**Aim of the task:** Skip the pictures. Reproduce all other material exactly.

<<<<

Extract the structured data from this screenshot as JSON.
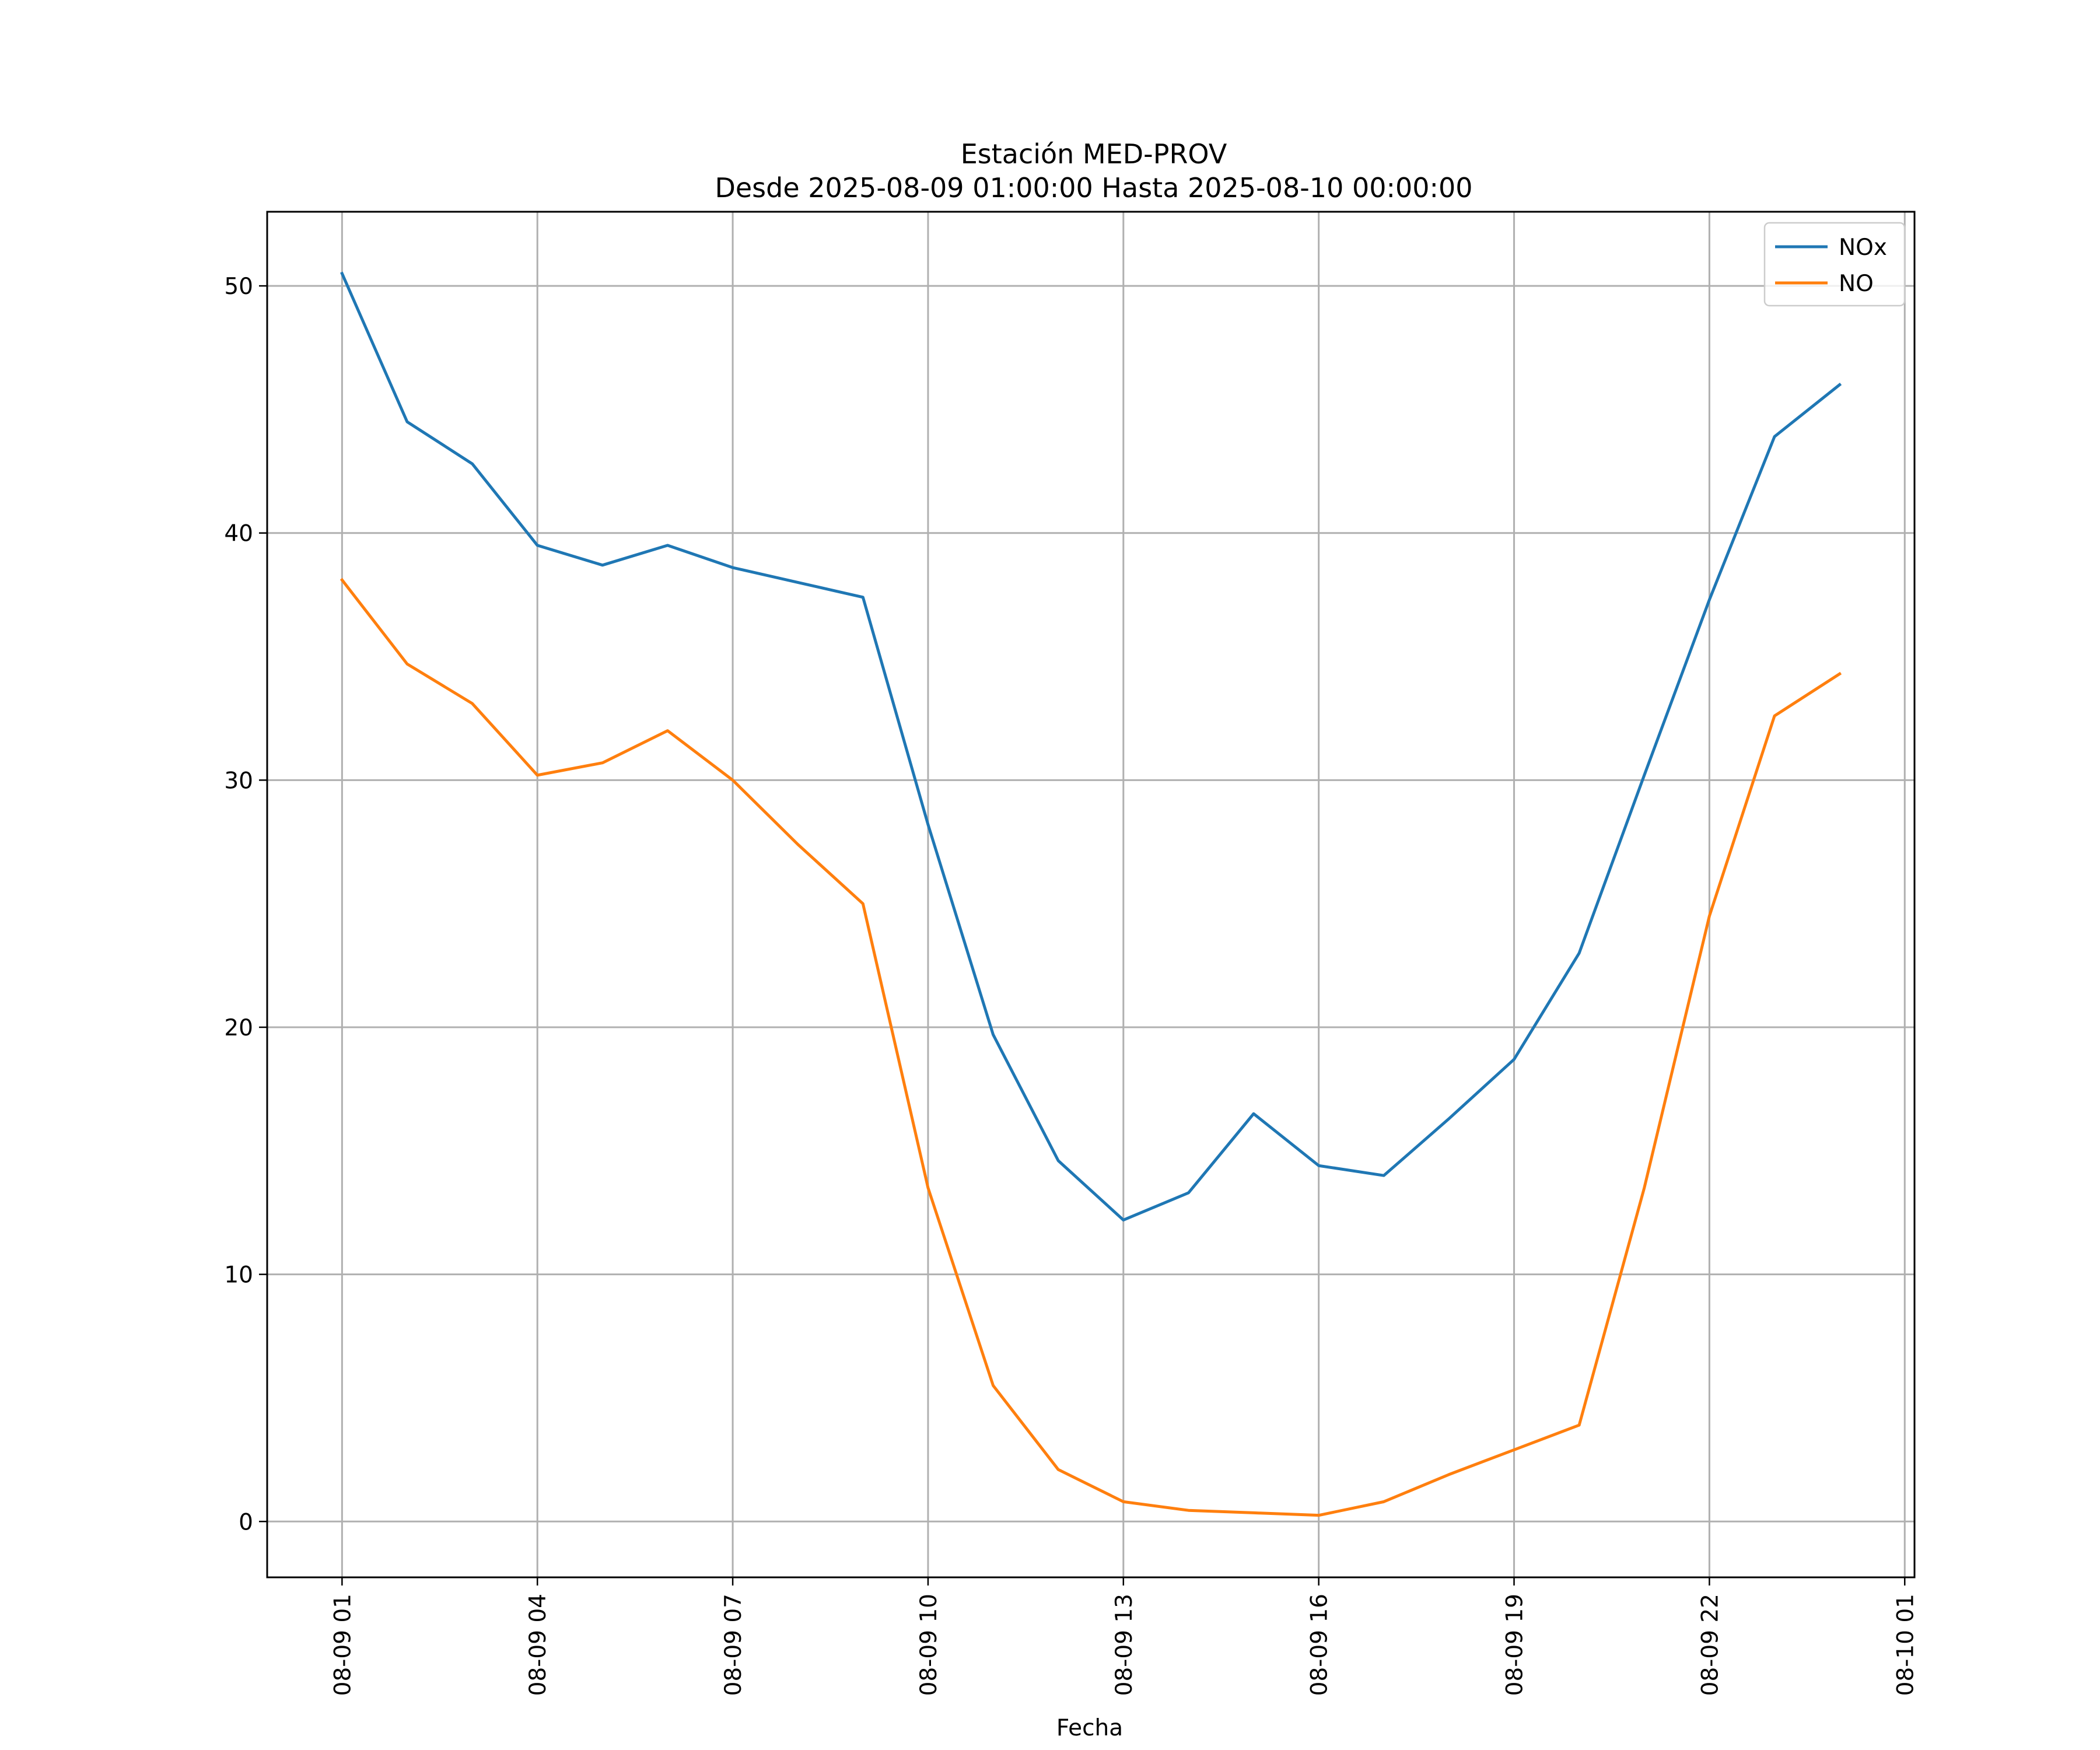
{
  "chart_data": {
    "type": "line",
    "title": "Estación MED-PROV",
    "subtitle": "Desde 2025-08-09 01:00:00 Hasta 2025-08-10 00:00:00",
    "xlabel": "Fecha",
    "ylabel": "",
    "x": [
      "08-09 01",
      "08-09 02",
      "08-09 03",
      "08-09 04",
      "08-09 05",
      "08-09 06",
      "08-09 07",
      "08-09 08",
      "08-09 09",
      "08-09 10",
      "08-09 11",
      "08-09 12",
      "08-09 13",
      "08-09 14",
      "08-09 15",
      "08-09 16",
      "08-09 17",
      "08-09 18",
      "08-09 19",
      "08-09 20",
      "08-09 21",
      "08-09 22",
      "08-09 23",
      "08-10 00"
    ],
    "x_hours": [
      0,
      1,
      2,
      3,
      4,
      5,
      6,
      7,
      8,
      9,
      10,
      11,
      12,
      13,
      14,
      15,
      16,
      17,
      18,
      19,
      20,
      21,
      22,
      23
    ],
    "xlim_hours": [
      -1.15,
      24.15
    ],
    "xticks": [
      {
        "hour": 0,
        "label": "08-09 01"
      },
      {
        "hour": 3,
        "label": "08-09 04"
      },
      {
        "hour": 6,
        "label": "08-09 07"
      },
      {
        "hour": 9,
        "label": "08-09 10"
      },
      {
        "hour": 12,
        "label": "08-09 13"
      },
      {
        "hour": 15,
        "label": "08-09 16"
      },
      {
        "hour": 18,
        "label": "08-09 19"
      },
      {
        "hour": 21,
        "label": "08-09 22"
      },
      {
        "hour": 24,
        "label": "08-10 01"
      }
    ],
    "ylim": [
      -2.26,
      53
    ],
    "yticks": [
      0,
      10,
      20,
      30,
      40,
      50
    ],
    "grid": true,
    "legend_position": "top-right",
    "series": [
      {
        "name": "NOx",
        "color": "#1f77b4",
        "values": [
          50.5,
          44.5,
          42.8,
          39.5,
          38.7,
          39.5,
          38.6,
          38.0,
          37.4,
          28.2,
          19.7,
          14.6,
          12.2,
          13.3,
          16.5,
          14.4,
          14.0,
          16.3,
          18.7,
          23.0,
          30.2,
          37.3,
          43.9,
          46.0
        ]
      },
      {
        "name": "NO",
        "color": "#ff7f0e",
        "values": [
          38.1,
          34.7,
          33.1,
          30.2,
          30.7,
          32.0,
          30.0,
          27.4,
          25.0,
          13.5,
          5.5,
          2.1,
          0.8,
          0.45,
          0.35,
          0.25,
          0.8,
          1.9,
          2.9,
          3.9,
          13.5,
          24.5,
          32.6,
          34.3
        ]
      }
    ]
  }
}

>>>>

**Full output:**
Extract the structured data from this screenshot as JSON.
{
  "chart_data": {
    "type": "line",
    "title": "Estación MED-PROV",
    "subtitle": "Desde 2025-08-09 01:00:00 Hasta 2025-08-10 00:00:00",
    "xlabel": "Fecha",
    "ylabel": "",
    "x": [
      "08-09 01",
      "08-09 02",
      "08-09 03",
      "08-09 04",
      "08-09 05",
      "08-09 06",
      "08-09 07",
      "08-09 08",
      "08-09 09",
      "08-09 10",
      "08-09 11",
      "08-09 12",
      "08-09 13",
      "08-09 14",
      "08-09 15",
      "08-09 16",
      "08-09 17",
      "08-09 18",
      "08-09 19",
      "08-09 20",
      "08-09 21",
      "08-09 22",
      "08-09 23",
      "08-10 00"
    ],
    "x_hours": [
      0,
      1,
      2,
      3,
      4,
      5,
      6,
      7,
      8,
      9,
      10,
      11,
      12,
      13,
      14,
      15,
      16,
      17,
      18,
      19,
      20,
      21,
      22,
      23
    ],
    "xlim_hours": [
      -1.15,
      24.15
    ],
    "xticks": [
      {
        "hour": 0,
        "label": "08-09 01"
      },
      {
        "hour": 3,
        "label": "08-09 04"
      },
      {
        "hour": 6,
        "label": "08-09 07"
      },
      {
        "hour": 9,
        "label": "08-09 10"
      },
      {
        "hour": 12,
        "label": "08-09 13"
      },
      {
        "hour": 15,
        "label": "08-09 16"
      },
      {
        "hour": 18,
        "label": "08-09 19"
      },
      {
        "hour": 21,
        "label": "08-09 22"
      },
      {
        "hour": 24,
        "label": "08-10 01"
      }
    ],
    "ylim": [
      -2.26,
      53
    ],
    "yticks": [
      0,
      10,
      20,
      30,
      40,
      50
    ],
    "grid": true,
    "legend_position": "top-right",
    "series": [
      {
        "name": "NOx",
        "color": "#1f77b4",
        "values": [
          50.5,
          44.5,
          42.8,
          39.5,
          38.7,
          39.5,
          38.6,
          38.0,
          37.4,
          28.2,
          19.7,
          14.6,
          12.2,
          13.3,
          16.5,
          14.4,
          14.0,
          16.3,
          18.7,
          23.0,
          30.2,
          37.3,
          43.9,
          46.0
        ]
      },
      {
        "name": "NO",
        "color": "#ff7f0e",
        "values": [
          38.1,
          34.7,
          33.1,
          30.2,
          30.7,
          32.0,
          30.0,
          27.4,
          25.0,
          13.5,
          5.5,
          2.1,
          0.8,
          0.45,
          0.35,
          0.25,
          0.8,
          1.9,
          2.9,
          3.9,
          13.5,
          24.5,
          32.6,
          34.3
        ]
      }
    ]
  }
}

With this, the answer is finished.